▸ **Teks Sumber**:
* * *

Moldova Gelar Pemilihan Presiden di Tengah Pandemi COVID-19
CHISINAU — Rakyat Moldova mengikuti pemilihan presiden, Minggu, di tengah situasi pandemi COVID-19 dan dua kandidat, yaitu petahana Igor Dodon dan eks perdana menteri, Maia Sandu, akan bertarung memperebutkan kursi presiden.
Dodon dikenal publik sebagai politisi pro Rusia sementara Sandu berusaha mendekatkan Moldova dengan Uni Eropa.
Pilpres digelar di tengah situasi pandemi COVID-19, yang menjadi salah satu penyebab negara termiskin di Eropa itu jatuh dalam krisis ekonomi.
Pemilihan presiden di Moldova, negara berpenduduk 3,5 juta jiwa, menjadi ajang perebutan pengaruh antara Barat dan Rusia.
Dodon menjabat sebagai presiden pada 2016 setelah rivalnya, yang pro Barat, tersandung sejumlah skandal.
Hasil survei sebelum pilpres menunjukkan Dodon unggul dari tujuh calon presiden lainnya yang mengikuti pertarungan pada Minggu (1/11). Namun, ia mungkin tidak akan langsung menang sehingga pemilihan kemungkinan akan berlanjut ke putaran kedua.

* * *

▸ **Kumpulan Soal**:
- a) Menurut teks sumber tentang pemilihan presiden Moldova, berapa jumlah penduduk Moldova?
- b) Silakan lanjutkan berita tentang pemilihan presiden Moldova itu, dimulai tepat setelah kalimat terakhirnya.

▸ **Data**:
* * *

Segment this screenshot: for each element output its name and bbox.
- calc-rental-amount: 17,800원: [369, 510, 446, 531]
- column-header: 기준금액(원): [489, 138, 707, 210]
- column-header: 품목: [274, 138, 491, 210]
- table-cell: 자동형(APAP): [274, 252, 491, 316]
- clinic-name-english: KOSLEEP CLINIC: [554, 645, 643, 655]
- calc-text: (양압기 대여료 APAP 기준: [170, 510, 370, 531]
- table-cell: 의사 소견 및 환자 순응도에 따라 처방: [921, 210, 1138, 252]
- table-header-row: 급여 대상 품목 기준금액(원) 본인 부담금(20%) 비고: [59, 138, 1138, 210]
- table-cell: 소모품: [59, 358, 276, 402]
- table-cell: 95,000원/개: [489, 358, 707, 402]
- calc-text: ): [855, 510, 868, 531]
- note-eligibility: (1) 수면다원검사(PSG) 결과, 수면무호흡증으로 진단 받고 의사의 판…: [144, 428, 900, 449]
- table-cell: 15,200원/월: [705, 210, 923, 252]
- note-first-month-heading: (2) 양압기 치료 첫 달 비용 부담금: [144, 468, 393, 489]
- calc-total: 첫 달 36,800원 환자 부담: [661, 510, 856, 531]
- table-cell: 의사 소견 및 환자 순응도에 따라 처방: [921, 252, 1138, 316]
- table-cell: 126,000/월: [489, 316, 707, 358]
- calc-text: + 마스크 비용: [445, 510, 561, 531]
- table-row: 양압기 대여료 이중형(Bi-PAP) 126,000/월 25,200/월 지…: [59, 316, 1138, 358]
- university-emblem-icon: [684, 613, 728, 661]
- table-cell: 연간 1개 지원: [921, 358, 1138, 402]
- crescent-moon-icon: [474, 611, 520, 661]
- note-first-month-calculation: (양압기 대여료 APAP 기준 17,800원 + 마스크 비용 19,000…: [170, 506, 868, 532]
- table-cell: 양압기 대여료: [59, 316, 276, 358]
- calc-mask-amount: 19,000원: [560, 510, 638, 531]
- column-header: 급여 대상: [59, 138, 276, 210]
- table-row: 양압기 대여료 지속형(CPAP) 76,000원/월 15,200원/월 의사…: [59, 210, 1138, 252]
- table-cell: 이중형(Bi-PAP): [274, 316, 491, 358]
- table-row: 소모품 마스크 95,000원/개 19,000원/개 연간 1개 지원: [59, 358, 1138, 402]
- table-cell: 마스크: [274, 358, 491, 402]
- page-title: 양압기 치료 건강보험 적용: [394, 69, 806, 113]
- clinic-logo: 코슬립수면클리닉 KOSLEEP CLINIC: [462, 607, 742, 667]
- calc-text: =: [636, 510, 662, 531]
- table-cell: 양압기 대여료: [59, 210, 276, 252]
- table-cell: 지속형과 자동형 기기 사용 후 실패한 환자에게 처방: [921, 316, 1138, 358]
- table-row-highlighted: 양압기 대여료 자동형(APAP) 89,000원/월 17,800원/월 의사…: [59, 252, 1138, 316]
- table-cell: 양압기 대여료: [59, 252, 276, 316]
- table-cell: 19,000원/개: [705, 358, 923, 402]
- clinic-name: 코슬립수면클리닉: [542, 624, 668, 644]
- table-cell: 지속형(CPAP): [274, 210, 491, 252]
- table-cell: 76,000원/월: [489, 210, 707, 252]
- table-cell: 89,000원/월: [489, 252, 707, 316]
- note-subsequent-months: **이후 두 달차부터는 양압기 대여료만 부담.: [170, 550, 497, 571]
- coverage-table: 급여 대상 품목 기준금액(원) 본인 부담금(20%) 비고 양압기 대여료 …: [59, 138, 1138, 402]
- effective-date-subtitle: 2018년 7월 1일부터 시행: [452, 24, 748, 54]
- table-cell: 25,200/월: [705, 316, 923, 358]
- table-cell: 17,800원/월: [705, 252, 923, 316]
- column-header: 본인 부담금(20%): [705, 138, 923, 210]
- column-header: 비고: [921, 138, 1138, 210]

* * *

▸ **Jawaban Bernomor**:
- a) 3,5 juta jiwa.

- b)
Sandu, ekonom Bank Dunia lulusan Harvard, terkenal karena kebijakannya yang keras menindak korupsi. Ia sempat memimpin pemerintahan yang berumur pendek tahun lalu, tetapi kabinetnya dikenai mosi tidak percaya hanya dalam waktu beberapa bulan.
Jika terpilih sebagai presiden, Sandu berjanji akan mengamankan bantuan dana dari Uni Eropa (EU), sementara Dodon berkomitmen bahwa tahun depan ia akan menyelesaikan sengketa di Transdniestria, wilayah di Moldova yang memisahkan diri. Sebagian besar penduduk Transdniestria berbicara dalam bahasa Rusia.
EU pada 2014 menyepakati hubungan dagang dan politik yang lebih dekat dengan Moldova, bekas wilayah Uni Soviet yang terjepit di antara dua anggota EU, yaitu Romania dan Ukraina. Namun, EU terlihat kian kritis terhadap Pemerintah Moldova, khususnya terkait isu reformasi di negara beribu kota Chisinau itu.